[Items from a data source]
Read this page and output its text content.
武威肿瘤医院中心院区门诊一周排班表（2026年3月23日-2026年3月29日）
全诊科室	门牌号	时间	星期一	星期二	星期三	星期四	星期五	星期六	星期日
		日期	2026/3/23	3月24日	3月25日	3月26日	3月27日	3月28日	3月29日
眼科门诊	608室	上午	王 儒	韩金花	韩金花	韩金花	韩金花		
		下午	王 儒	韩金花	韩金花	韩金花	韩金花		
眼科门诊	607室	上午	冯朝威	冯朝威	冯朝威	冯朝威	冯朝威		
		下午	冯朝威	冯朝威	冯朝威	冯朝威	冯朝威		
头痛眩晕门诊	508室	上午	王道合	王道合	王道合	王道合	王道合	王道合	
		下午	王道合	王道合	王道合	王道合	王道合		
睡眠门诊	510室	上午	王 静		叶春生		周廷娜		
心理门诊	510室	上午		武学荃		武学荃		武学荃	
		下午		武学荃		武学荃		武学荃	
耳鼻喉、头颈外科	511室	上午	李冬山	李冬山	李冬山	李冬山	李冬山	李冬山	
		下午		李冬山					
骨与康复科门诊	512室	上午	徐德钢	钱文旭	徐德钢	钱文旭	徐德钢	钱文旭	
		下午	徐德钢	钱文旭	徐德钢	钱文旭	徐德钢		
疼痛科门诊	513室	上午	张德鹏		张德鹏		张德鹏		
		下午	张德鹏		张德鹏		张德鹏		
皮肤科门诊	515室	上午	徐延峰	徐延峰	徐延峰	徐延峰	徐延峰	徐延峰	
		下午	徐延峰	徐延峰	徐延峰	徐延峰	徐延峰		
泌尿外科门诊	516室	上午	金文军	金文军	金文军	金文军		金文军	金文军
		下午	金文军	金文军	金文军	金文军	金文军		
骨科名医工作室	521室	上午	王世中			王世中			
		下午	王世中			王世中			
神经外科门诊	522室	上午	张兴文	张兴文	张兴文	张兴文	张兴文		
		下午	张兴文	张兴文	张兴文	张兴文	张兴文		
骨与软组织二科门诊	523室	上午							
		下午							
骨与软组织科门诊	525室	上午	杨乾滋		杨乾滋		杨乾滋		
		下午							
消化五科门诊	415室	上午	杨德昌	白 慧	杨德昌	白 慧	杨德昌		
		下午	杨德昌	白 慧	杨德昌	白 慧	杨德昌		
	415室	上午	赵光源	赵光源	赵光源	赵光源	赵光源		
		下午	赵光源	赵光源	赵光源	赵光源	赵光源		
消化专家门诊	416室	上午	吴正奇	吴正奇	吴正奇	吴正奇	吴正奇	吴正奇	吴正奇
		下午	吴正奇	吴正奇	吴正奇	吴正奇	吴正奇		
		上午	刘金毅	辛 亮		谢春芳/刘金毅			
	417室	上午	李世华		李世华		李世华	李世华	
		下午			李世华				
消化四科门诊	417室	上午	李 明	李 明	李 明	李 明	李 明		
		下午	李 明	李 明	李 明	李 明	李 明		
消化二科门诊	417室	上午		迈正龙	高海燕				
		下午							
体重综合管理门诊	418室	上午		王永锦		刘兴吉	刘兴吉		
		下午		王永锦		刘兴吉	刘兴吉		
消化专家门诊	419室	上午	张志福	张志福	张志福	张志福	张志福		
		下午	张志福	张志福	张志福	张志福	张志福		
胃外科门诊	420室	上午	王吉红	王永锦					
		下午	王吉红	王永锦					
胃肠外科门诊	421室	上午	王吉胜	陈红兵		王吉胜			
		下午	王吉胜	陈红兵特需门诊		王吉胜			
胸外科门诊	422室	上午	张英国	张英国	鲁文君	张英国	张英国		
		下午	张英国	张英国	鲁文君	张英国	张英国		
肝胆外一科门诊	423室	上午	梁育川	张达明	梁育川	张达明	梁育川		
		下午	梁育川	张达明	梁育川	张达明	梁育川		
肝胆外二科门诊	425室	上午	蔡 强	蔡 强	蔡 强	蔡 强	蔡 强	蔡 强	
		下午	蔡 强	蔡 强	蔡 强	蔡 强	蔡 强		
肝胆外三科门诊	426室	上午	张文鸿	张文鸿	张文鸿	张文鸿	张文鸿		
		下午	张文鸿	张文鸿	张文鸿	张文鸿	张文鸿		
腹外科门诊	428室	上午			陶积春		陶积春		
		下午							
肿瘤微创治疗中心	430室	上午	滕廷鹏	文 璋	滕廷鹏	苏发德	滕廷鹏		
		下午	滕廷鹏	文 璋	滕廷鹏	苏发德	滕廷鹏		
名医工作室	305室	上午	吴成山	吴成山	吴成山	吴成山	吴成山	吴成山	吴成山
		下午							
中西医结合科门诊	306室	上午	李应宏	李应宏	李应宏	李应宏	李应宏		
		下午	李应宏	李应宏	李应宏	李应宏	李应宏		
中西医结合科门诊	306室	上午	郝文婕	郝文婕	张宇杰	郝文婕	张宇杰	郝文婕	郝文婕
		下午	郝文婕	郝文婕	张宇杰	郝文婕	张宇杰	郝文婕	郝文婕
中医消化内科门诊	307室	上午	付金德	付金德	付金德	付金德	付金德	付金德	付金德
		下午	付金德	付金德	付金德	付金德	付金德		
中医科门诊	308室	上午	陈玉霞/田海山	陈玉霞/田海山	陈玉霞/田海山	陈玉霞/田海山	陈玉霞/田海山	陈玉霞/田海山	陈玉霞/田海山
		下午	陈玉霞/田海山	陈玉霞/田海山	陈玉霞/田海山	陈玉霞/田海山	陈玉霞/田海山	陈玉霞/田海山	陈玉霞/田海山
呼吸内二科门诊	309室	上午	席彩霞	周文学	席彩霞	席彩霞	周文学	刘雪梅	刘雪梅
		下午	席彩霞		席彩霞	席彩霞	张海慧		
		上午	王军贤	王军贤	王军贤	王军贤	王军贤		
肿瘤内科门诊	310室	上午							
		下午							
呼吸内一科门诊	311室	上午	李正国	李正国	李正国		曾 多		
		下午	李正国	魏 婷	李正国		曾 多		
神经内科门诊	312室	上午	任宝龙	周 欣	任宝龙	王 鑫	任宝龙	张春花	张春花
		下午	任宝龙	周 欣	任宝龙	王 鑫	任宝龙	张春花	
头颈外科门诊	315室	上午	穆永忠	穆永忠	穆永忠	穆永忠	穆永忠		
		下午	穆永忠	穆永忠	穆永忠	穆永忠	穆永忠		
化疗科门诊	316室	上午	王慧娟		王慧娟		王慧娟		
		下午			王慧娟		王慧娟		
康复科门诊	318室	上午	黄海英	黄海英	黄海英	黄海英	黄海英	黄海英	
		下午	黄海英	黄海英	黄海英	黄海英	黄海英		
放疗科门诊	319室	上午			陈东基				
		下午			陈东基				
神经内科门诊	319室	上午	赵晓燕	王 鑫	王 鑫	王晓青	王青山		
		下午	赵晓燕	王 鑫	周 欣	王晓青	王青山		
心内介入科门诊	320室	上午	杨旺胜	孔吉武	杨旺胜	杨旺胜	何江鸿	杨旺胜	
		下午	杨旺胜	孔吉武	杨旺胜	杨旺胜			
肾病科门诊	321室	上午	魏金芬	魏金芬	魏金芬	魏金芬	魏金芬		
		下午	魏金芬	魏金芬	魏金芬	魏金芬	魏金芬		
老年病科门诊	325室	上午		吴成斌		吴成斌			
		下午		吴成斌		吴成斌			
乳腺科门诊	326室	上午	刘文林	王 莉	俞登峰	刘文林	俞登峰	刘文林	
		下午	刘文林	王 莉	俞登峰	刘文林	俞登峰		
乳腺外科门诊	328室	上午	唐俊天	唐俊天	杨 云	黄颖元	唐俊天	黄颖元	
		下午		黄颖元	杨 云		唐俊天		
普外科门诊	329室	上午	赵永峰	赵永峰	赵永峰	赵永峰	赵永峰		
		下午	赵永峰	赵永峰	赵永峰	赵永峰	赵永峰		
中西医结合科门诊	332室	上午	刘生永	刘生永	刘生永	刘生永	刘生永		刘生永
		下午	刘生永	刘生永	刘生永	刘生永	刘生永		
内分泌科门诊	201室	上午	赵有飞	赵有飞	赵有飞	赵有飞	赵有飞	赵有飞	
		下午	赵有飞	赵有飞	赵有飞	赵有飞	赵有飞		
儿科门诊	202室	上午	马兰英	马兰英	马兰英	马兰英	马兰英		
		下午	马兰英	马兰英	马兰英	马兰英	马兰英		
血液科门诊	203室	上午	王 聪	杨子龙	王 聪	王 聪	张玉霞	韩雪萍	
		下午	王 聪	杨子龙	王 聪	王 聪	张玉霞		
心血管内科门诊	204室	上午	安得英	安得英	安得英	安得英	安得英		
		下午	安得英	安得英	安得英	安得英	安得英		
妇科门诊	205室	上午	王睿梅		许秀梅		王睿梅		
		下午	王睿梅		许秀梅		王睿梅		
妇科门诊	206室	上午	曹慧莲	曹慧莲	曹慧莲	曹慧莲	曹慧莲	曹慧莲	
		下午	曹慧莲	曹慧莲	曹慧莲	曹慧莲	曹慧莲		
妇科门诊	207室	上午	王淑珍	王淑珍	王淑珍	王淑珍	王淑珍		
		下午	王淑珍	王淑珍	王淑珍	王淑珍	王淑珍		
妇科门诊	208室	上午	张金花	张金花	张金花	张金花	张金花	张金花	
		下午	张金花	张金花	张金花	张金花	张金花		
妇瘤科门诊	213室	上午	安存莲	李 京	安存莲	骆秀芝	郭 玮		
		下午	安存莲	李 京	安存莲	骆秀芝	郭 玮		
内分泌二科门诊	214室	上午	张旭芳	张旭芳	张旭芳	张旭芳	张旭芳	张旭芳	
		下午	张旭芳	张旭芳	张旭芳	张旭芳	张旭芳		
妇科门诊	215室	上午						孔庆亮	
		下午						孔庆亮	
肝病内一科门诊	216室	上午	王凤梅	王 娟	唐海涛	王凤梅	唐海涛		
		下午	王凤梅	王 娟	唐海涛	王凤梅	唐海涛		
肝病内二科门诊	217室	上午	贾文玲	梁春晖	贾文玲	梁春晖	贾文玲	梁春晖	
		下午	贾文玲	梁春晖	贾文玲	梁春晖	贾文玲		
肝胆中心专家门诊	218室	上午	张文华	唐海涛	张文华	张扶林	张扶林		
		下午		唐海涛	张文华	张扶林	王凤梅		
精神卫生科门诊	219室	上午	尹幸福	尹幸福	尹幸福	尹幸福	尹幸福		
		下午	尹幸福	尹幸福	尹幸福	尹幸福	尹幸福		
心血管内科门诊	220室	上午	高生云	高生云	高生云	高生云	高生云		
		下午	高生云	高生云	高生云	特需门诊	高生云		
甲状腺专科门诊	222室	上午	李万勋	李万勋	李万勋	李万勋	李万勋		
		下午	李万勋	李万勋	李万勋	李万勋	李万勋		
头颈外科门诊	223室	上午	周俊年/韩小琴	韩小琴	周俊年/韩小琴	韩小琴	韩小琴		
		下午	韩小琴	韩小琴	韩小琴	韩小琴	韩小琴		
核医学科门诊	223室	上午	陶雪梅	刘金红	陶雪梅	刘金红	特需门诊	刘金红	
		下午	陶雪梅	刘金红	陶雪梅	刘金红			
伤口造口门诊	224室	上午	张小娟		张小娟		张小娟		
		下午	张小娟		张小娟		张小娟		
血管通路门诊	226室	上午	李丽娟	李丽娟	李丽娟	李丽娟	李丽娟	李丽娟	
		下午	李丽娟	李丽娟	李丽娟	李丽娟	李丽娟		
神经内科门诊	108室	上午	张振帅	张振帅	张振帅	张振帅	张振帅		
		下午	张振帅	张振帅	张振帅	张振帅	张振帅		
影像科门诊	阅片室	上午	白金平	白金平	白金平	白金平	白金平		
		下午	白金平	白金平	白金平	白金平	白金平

WRITTEN EXERCISE
From the data above, work out how many lines hold "神经内科门诊". Answer with the number alone.

ANSWER TO THIS PROBLEM
3